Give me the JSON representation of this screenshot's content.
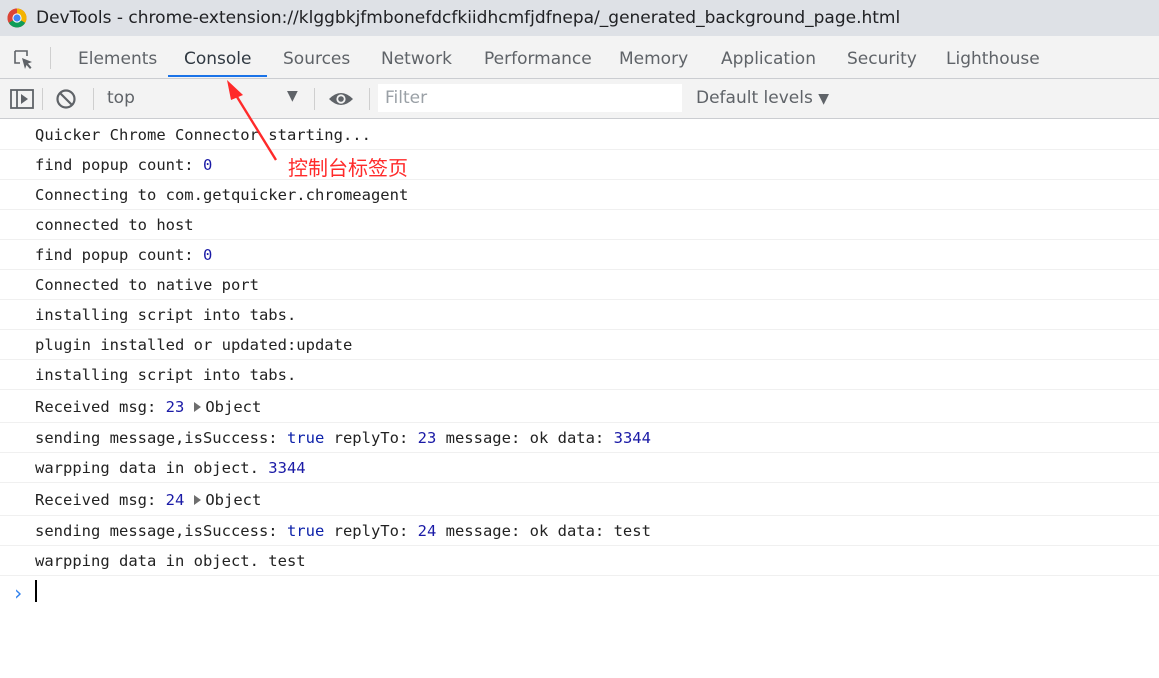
{
  "window": {
    "title": "DevTools - chrome-extension://klggbkjfmbonefdcfkiidhcmfjdfnepa/_generated_background_page.html"
  },
  "tabs": [
    {
      "label": "Elements"
    },
    {
      "label": "Console"
    },
    {
      "label": "Sources"
    },
    {
      "label": "Network"
    },
    {
      "label": "Performance"
    },
    {
      "label": "Memory"
    },
    {
      "label": "Application"
    },
    {
      "label": "Security"
    },
    {
      "label": "Lighthouse"
    }
  ],
  "active_tab": "Console",
  "toolbar": {
    "context": "top",
    "filter_placeholder": "Filter",
    "levels": "Default levels"
  },
  "console_lines": [
    {
      "t": "Quicker Chrome Connector starting..."
    },
    {
      "t": "find popup count: ",
      "n": "0"
    },
    {
      "t": "Connecting to com.getquicker.chromeagent"
    },
    {
      "t": "connected to host"
    },
    {
      "t": "find popup count: ",
      "n": "0"
    },
    {
      "t": "Connected to native port"
    },
    {
      "t": "installing script into tabs."
    },
    {
      "t": "plugin installed or updated:update"
    },
    {
      "t": "installing script into tabs."
    },
    {
      "t": "Received msg: ",
      "n": "23",
      "obj": "Object"
    },
    {
      "t": "sending message,isSuccess: ",
      "b": "true",
      "t2": " replyTo: ",
      "n": "23",
      "t3": " message: ok data: ",
      "n2": "3344"
    },
    {
      "t": "warpping data in object. ",
      "n": "3344"
    },
    {
      "t": "Received msg: ",
      "n": "24",
      "obj": "Object"
    },
    {
      "t": "sending message,isSuccess: ",
      "b": "true",
      "t2": " replyTo: ",
      "n": "24",
      "t3": " message: ok data: test"
    },
    {
      "t": "warpping data in object. test"
    }
  ],
  "annotation": {
    "text": "控制台标签页",
    "color": "#ff2a2a"
  },
  "colors": {
    "accent": "#1a73e8",
    "number": "#1a1aa6",
    "boolean": "#0d22aa"
  }
}
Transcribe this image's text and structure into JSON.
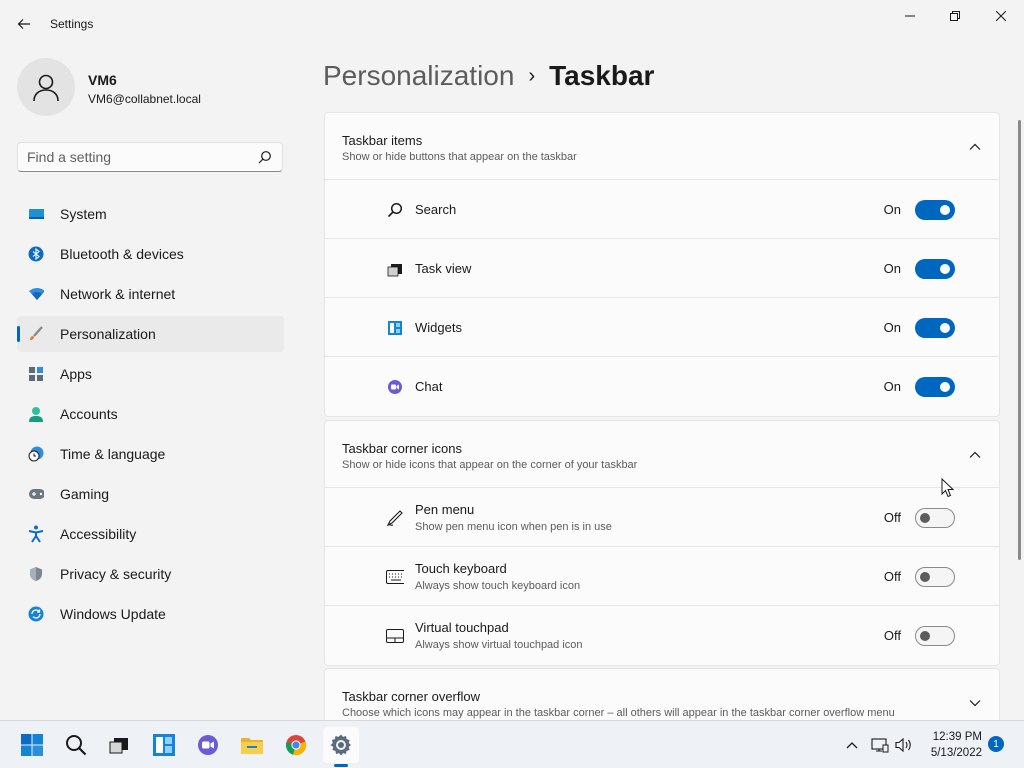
{
  "app": {
    "title": "Settings"
  },
  "user": {
    "name": "VM6",
    "email": "VM6@collabnet.local"
  },
  "search": {
    "placeholder": "Find a setting"
  },
  "nav": {
    "items": [
      {
        "label": "System",
        "icon": "monitor-icon"
      },
      {
        "label": "Bluetooth & devices",
        "icon": "bluetooth-icon"
      },
      {
        "label": "Network & internet",
        "icon": "wifi-icon"
      },
      {
        "label": "Personalization",
        "icon": "brush-icon",
        "active": true
      },
      {
        "label": "Apps",
        "icon": "apps-icon"
      },
      {
        "label": "Accounts",
        "icon": "person-icon"
      },
      {
        "label": "Time & language",
        "icon": "clock-globe-icon"
      },
      {
        "label": "Gaming",
        "icon": "gamepad-icon"
      },
      {
        "label": "Accessibility",
        "icon": "accessibility-icon"
      },
      {
        "label": "Privacy & security",
        "icon": "shield-icon"
      },
      {
        "label": "Windows Update",
        "icon": "update-icon"
      }
    ]
  },
  "breadcrumb": {
    "parent": "Personalization",
    "separator": "›",
    "current": "Taskbar"
  },
  "sections": {
    "taskbar_items": {
      "title": "Taskbar items",
      "subtitle": "Show or hide buttons that appear on the taskbar",
      "rows": [
        {
          "label": "Search",
          "state": "On",
          "icon": "search-icon"
        },
        {
          "label": "Task view",
          "state": "On",
          "icon": "task-view-icon"
        },
        {
          "label": "Widgets",
          "state": "On",
          "icon": "widgets-icon"
        },
        {
          "label": "Chat",
          "state": "On",
          "icon": "chat-icon"
        }
      ]
    },
    "corner_icons": {
      "title": "Taskbar corner icons",
      "subtitle": "Show or hide icons that appear on the corner of your taskbar",
      "rows": [
        {
          "label": "Pen menu",
          "sub": "Show pen menu icon when pen is in use",
          "state": "Off",
          "icon": "pen-icon"
        },
        {
          "label": "Touch keyboard",
          "sub": "Always show touch keyboard icon",
          "state": "Off",
          "icon": "keyboard-icon"
        },
        {
          "label": "Virtual touchpad",
          "sub": "Always show virtual touchpad icon",
          "state": "Off",
          "icon": "touchpad-icon"
        }
      ]
    },
    "corner_overflow": {
      "title": "Taskbar corner overflow",
      "subtitle": "Choose which icons may appear in the taskbar corner – all others will appear in the taskbar corner overflow menu"
    }
  },
  "taskbar": {
    "time": "12:39 PM",
    "date": "5/13/2022",
    "notifications": "1"
  },
  "colors": {
    "accent": "#0067c0",
    "background": "#f3f3f3",
    "card": "#fbfbfb"
  }
}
···
## INSTRUCTIONS FOR THE TASK
Repeat the listing in full and exactly. Do not include any images.

## THE OUTPUT
Give me the JSON representation of this screenshot's content.
{
  "window": {
    "title": "DevTools - chrome-extension://klggbkjfmbonefdcfkiidhcmfjdfnepa/_generated_background_page.html"
  },
  "tabs": [
    {
      "label": "Elements"
    },
    {
      "label": "Console"
    },
    {
      "label": "Sources"
    },
    {
      "label": "Network"
    },
    {
      "label": "Performance"
    },
    {
      "label": "Memory"
    },
    {
      "label": "Application"
    },
    {
      "label": "Security"
    },
    {
      "label": "Lighthouse"
    }
  ],
  "active_tab": "Console",
  "toolbar": {
    "context": "top",
    "filter_placeholder": "Filter",
    "levels": "Default levels"
  },
  "console_lines": [
    {
      "t": "Quicker Chrome Connector starting..."
    },
    {
      "t": "find popup count: ",
      "n": "0"
    },
    {
      "t": "Connecting to com.getquicker.chromeagent"
    },
    {
      "t": "connected to host"
    },
    {
      "t": "find popup count: ",
      "n": "0"
    },
    {
      "t": "Connected to native port"
    },
    {
      "t": "installing script into tabs."
    },
    {
      "t": "plugin installed or updated:update"
    },
    {
      "t": "installing script into tabs."
    },
    {
      "t": "Received msg: ",
      "n": "23",
      "obj": "Object"
    },
    {
      "t": "sending message,isSuccess: ",
      "b": "true",
      "t2": " replyTo: ",
      "n": "23",
      "t3": " message: ok data: ",
      "n2": "3344"
    },
    {
      "t": "warpping data in object. ",
      "n": "3344"
    },
    {
      "t": "Received msg: ",
      "n": "24",
      "obj": "Object"
    },
    {
      "t": "sending message,isSuccess: ",
      "b": "true",
      "t2": " replyTo: ",
      "n": "24",
      "t3": " message: ok data: test"
    },
    {
      "t": "warpping data in object. test"
    }
  ],
  "annotation": {
    "text": "控制台标签页",
    "color": "#ff2a2a"
  },
  "colors": {
    "accent": "#1a73e8",
    "number": "#1a1aa6",
    "boolean": "#0d22aa"
  }
}
Transcribe this image's text and structure into JSON.
{
  "app": {
    "title": "Settings"
  },
  "user": {
    "name": "VM6",
    "email": "VM6@collabnet.local"
  },
  "search": {
    "placeholder": "Find a setting"
  },
  "nav": {
    "items": [
      {
        "label": "System",
        "icon": "monitor-icon"
      },
      {
        "label": "Bluetooth & devices",
        "icon": "bluetooth-icon"
      },
      {
        "label": "Network & internet",
        "icon": "wifi-icon"
      },
      {
        "label": "Personalization",
        "icon": "brush-icon",
        "active": true
      },
      {
        "label": "Apps",
        "icon": "apps-icon"
      },
      {
        "label": "Accounts",
        "icon": "person-icon"
      },
      {
        "label": "Time & language",
        "icon": "clock-globe-icon"
      },
      {
        "label": "Gaming",
        "icon": "gamepad-icon"
      },
      {
        "label": "Accessibility",
        "icon": "accessibility-icon"
      },
      {
        "label": "Privacy & security",
        "icon": "shield-icon"
      },
      {
        "label": "Windows Update",
        "icon": "update-icon"
      }
    ]
  },
  "breadcrumb": {
    "parent": "Personalization",
    "separator": "›",
    "current": "Taskbar"
  },
  "sections": {
    "taskbar_items": {
      "title": "Taskbar items",
      "subtitle": "Show or hide buttons that appear on the taskbar",
      "rows": [
        {
          "label": "Search",
          "state": "On",
          "icon": "search-icon"
        },
        {
          "label": "Task view",
          "state": "On",
          "icon": "task-view-icon"
        },
        {
          "label": "Widgets",
          "state": "On",
          "icon": "widgets-icon"
        },
        {
          "label": "Chat",
          "state": "On",
          "icon": "chat-icon"
        }
      ]
    },
    "corner_icons": {
      "title": "Taskbar corner icons",
      "subtitle": "Show or hide icons that appear on the corner of your taskbar",
      "rows": [
        {
          "label": "Pen menu",
          "sub": "Show pen menu icon when pen is in use",
          "state": "Off",
          "icon": "pen-icon"
        },
        {
          "label": "Touch keyboard",
          "sub": "Always show touch keyboard icon",
          "state": "Off",
          "icon": "keyboard-icon"
        },
        {
          "label": "Virtual touchpad",
          "sub": "Always show virtual touchpad icon",
          "state": "Off",
          "icon": "touchpad-icon"
        }
      ]
    },
    "corner_overflow": {
      "title": "Taskbar corner overflow",
      "subtitle": "Choose which icons may appear in the taskbar corner – all others will appear in the taskbar corner overflow menu"
    }
  },
  "taskbar": {
    "time": "12:39 PM",
    "date": "5/13/2022",
    "notifications": "1"
  },
  "colors": {
    "accent": "#0067c0",
    "background": "#f3f3f3",
    "card": "#fbfbfb"
  }
}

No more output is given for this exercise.